▶ _Records for the task_
- - -
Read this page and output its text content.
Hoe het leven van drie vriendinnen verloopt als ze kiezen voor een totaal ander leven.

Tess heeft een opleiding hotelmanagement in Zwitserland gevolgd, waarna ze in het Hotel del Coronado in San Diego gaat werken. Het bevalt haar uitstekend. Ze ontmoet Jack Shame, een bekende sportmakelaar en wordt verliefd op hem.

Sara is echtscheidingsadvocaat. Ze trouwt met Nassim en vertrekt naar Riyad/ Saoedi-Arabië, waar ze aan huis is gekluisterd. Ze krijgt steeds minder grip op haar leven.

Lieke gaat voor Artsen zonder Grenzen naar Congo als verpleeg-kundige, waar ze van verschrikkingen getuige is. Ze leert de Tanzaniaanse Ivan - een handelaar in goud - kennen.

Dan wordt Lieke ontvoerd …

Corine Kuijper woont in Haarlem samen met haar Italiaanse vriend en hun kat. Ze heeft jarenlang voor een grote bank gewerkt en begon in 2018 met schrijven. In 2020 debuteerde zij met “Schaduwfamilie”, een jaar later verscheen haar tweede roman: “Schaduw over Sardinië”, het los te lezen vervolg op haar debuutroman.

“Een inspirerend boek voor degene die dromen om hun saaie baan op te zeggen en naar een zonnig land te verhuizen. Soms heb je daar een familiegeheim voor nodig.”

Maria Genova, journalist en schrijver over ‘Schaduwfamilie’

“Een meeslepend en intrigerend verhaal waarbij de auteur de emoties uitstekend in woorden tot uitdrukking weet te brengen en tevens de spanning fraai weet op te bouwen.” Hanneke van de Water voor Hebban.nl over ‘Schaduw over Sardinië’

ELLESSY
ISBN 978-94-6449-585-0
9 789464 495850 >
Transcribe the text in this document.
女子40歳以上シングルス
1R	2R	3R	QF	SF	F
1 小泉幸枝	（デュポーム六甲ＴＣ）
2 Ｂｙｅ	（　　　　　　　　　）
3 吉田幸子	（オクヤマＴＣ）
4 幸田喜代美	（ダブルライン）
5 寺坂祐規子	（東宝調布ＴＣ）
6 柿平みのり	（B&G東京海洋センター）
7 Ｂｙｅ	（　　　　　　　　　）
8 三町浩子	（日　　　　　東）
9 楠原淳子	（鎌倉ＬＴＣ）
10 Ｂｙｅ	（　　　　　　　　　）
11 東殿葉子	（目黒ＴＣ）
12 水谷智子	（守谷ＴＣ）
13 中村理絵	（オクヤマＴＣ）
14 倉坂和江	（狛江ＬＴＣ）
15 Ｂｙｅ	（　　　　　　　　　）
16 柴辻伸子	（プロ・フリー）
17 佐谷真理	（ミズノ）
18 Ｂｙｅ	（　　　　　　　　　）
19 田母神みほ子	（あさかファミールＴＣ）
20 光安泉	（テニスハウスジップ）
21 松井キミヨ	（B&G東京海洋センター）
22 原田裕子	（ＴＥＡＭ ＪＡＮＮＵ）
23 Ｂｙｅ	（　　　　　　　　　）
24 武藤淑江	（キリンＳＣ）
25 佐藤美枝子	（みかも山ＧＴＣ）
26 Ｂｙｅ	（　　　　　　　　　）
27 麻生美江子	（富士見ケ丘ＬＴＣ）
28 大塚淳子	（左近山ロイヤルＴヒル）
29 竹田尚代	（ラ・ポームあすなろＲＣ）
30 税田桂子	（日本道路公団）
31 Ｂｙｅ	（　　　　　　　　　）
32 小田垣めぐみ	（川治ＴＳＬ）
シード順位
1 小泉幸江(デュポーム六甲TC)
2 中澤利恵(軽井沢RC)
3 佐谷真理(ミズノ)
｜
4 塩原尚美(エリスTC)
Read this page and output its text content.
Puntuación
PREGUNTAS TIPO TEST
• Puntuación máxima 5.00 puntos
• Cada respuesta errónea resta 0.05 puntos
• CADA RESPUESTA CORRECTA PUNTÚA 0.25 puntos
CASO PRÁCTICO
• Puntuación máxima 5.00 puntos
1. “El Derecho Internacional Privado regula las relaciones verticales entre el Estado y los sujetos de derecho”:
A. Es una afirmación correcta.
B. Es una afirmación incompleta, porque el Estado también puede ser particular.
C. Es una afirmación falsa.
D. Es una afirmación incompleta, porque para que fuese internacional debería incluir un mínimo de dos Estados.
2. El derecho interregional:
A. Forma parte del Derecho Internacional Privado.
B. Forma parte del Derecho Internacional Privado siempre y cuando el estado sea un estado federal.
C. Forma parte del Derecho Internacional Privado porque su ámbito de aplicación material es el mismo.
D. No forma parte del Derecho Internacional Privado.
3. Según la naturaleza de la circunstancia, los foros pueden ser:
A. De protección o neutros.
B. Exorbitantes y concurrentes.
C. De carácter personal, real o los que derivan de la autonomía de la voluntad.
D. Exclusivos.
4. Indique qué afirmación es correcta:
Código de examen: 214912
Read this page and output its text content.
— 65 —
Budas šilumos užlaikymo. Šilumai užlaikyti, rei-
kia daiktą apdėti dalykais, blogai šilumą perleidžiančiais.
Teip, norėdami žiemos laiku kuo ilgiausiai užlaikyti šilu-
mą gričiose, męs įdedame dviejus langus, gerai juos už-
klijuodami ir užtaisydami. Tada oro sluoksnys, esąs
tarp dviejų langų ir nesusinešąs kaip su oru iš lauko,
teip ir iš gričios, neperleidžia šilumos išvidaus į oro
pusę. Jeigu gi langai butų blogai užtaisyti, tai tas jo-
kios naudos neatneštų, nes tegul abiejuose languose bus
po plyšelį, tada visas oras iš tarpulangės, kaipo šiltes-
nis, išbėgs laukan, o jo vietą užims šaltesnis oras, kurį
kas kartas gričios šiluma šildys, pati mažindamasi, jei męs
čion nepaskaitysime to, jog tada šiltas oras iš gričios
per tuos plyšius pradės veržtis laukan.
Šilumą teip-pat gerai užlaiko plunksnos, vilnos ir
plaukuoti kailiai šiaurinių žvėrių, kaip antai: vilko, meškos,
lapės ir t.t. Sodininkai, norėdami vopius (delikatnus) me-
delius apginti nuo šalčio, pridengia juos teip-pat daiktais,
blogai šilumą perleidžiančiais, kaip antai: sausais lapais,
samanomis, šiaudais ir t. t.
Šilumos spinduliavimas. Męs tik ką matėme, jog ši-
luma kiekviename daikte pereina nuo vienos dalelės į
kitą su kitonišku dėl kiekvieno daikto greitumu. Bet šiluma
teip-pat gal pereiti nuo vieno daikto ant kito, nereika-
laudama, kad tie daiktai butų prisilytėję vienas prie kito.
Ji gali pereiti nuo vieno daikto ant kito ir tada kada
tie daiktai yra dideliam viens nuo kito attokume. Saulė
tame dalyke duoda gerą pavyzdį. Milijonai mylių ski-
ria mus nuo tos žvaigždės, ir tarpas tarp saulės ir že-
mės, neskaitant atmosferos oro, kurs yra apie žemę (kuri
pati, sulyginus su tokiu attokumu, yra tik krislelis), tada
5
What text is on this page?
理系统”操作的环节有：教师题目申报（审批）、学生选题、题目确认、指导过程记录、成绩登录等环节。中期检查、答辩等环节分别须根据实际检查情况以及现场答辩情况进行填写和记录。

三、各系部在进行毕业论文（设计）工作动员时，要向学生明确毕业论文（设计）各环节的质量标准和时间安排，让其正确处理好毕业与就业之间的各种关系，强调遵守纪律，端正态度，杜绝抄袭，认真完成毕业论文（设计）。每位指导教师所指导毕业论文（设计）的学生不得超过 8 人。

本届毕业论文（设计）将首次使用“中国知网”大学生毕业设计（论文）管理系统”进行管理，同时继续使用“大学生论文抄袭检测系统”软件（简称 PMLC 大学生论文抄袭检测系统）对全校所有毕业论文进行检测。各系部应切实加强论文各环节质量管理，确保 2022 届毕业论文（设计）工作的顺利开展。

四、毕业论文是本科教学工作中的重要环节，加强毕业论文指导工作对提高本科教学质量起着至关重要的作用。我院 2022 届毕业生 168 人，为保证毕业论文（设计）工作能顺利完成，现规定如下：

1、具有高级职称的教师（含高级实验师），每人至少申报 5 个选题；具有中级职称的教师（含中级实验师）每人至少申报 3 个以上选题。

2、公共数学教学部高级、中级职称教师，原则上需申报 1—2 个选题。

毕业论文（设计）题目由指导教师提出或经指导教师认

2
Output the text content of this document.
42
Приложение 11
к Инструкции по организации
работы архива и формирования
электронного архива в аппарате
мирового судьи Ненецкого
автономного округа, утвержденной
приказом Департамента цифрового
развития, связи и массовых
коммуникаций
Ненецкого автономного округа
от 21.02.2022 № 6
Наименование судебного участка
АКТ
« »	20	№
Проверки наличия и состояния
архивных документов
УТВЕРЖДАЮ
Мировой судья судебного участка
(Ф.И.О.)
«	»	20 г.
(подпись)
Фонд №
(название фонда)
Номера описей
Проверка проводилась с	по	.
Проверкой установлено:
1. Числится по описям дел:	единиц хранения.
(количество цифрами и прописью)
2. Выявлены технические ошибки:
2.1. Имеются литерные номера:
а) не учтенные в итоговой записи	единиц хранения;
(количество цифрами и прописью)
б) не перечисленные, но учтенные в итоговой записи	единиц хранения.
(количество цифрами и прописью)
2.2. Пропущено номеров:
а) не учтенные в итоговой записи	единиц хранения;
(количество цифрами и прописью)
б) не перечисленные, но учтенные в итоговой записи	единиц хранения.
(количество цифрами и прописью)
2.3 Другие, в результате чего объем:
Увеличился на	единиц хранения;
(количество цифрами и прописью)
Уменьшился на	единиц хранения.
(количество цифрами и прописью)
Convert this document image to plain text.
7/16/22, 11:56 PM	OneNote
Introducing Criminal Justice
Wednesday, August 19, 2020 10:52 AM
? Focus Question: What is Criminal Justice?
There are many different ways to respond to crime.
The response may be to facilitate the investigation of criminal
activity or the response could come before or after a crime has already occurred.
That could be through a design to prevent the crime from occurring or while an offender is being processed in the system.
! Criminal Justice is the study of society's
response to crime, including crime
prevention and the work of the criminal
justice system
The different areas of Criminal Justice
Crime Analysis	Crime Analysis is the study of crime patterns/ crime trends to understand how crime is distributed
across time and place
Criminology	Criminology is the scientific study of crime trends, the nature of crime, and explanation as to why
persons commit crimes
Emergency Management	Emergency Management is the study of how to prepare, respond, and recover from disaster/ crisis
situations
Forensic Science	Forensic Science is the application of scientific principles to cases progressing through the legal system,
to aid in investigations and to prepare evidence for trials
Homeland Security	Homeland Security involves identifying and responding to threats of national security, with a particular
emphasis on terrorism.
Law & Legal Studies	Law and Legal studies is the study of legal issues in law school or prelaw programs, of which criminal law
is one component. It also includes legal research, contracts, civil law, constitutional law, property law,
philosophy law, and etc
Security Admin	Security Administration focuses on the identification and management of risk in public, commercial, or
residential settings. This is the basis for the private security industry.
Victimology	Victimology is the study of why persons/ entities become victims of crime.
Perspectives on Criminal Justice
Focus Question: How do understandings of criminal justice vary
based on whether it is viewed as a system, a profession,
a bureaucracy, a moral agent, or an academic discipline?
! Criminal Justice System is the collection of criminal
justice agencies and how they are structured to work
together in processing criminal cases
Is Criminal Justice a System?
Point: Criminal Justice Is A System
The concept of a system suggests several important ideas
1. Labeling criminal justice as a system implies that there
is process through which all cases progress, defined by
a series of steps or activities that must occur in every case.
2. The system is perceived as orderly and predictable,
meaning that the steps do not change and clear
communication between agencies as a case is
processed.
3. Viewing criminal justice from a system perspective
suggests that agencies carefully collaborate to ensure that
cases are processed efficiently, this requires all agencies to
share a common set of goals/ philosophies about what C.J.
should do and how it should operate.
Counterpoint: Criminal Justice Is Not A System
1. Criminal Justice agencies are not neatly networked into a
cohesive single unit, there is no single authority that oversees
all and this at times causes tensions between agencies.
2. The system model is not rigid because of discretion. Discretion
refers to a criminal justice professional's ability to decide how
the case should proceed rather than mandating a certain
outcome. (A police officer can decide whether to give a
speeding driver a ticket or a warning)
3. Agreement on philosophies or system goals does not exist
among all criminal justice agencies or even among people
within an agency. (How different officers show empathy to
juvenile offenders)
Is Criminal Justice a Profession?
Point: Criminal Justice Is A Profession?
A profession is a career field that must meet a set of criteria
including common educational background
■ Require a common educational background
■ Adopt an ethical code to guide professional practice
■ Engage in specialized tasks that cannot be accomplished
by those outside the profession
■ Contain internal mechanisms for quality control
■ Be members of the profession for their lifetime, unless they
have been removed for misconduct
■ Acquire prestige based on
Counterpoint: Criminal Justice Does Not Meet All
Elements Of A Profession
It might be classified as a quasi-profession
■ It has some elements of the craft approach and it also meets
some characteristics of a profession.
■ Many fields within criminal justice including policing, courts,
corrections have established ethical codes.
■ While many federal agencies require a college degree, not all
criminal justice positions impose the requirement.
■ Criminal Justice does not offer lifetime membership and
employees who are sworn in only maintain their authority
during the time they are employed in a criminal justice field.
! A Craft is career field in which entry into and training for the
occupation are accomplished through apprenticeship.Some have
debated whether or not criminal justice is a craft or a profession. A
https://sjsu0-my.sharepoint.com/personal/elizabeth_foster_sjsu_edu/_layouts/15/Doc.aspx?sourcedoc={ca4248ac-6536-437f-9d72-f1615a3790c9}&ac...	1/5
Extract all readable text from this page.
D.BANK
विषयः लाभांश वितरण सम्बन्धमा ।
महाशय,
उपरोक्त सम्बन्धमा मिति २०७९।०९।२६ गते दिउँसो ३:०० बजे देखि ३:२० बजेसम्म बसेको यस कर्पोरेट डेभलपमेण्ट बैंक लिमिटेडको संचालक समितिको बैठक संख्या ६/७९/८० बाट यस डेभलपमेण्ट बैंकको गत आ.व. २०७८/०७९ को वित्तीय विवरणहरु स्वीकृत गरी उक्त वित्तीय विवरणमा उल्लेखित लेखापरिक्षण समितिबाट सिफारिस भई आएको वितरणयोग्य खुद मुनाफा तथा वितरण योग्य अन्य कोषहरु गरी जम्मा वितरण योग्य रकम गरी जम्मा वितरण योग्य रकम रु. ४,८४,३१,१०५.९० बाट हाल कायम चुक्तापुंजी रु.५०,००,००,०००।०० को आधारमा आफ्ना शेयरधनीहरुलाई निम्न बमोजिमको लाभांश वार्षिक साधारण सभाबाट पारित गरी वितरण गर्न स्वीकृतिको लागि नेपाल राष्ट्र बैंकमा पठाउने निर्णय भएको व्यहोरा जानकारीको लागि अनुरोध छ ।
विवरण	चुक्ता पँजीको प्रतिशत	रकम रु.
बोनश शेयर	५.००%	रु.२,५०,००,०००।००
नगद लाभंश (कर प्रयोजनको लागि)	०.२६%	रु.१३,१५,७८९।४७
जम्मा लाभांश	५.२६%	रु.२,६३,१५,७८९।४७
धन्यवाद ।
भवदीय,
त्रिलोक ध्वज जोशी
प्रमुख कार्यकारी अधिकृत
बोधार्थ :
- - -
▶ _What you should do_
Only the lines from the one containing "Extract all readable text from this page." to the end of the records should be repeated, exactly as they appear.

▶ _Written response_
Extract all readable text from this page.
D.BANK
विषयः लाभांश वितरण सम्बन्धमा ।
महाशय,
उपरोक्त सम्बन्धमा मिति २०७९।०९।२६ गते दिउँसो ३:०० बजे देखि ३:२० बजेसम्म बसेको यस कर्पोरेट डेभलपमेण्ट बैंक लिमिटेडको संचालक समितिको बैठक संख्या ६/७९/८० बाट यस डेभलपमेण्ट बैंकको गत आ.व. २०७८/०७९ को वित्तीय विवरणहरु स्वीकृत गरी उक्त वित्तीय विवरणमा उल्लेखित लेखापरिक्षण समितिबाट सिफारिस भई आएको वितरणयोग्य खुद मुनाफा तथा वितरण योग्य अन्य कोषहरु गरी जम्मा वितरण योग्य रकम गरी जम्मा वितरण योग्य रकम रु. ४,८४,३१,१०५.९० बाट हाल कायम चुक्तापुंजी रु.५०,००,००,०००।०० को आधारमा आफ्ना शेयरधनीहरुलाई निम्न बमोजिमको लाभांश वार्षिक साधारण सभाबाट पारित गरी वितरण गर्न स्वीकृतिको लागि नेपाल राष्ट्र बैंकमा पठाउने निर्णय भएको व्यहोरा जानकारीको लागि अनुरोध छ ।
विवरण	चुक्ता पँजीको प्रतिशत	रकम रु.
बोनश शेयर	५.००%	रु.२,५०,००,०००।००
नगद लाभंश (कर प्रयोजनको लागि)	०.२६%	रु.१३,१५,७८९।४७
जम्मा लाभांश	५.२६%	रु.२,६३,१५,७८९।४७
धन्यवाद ।
भवदीय,
त्रिलोक ध्वज जोशी
प्रमुख कार्यकारी अधिकृत
बोधार्थ :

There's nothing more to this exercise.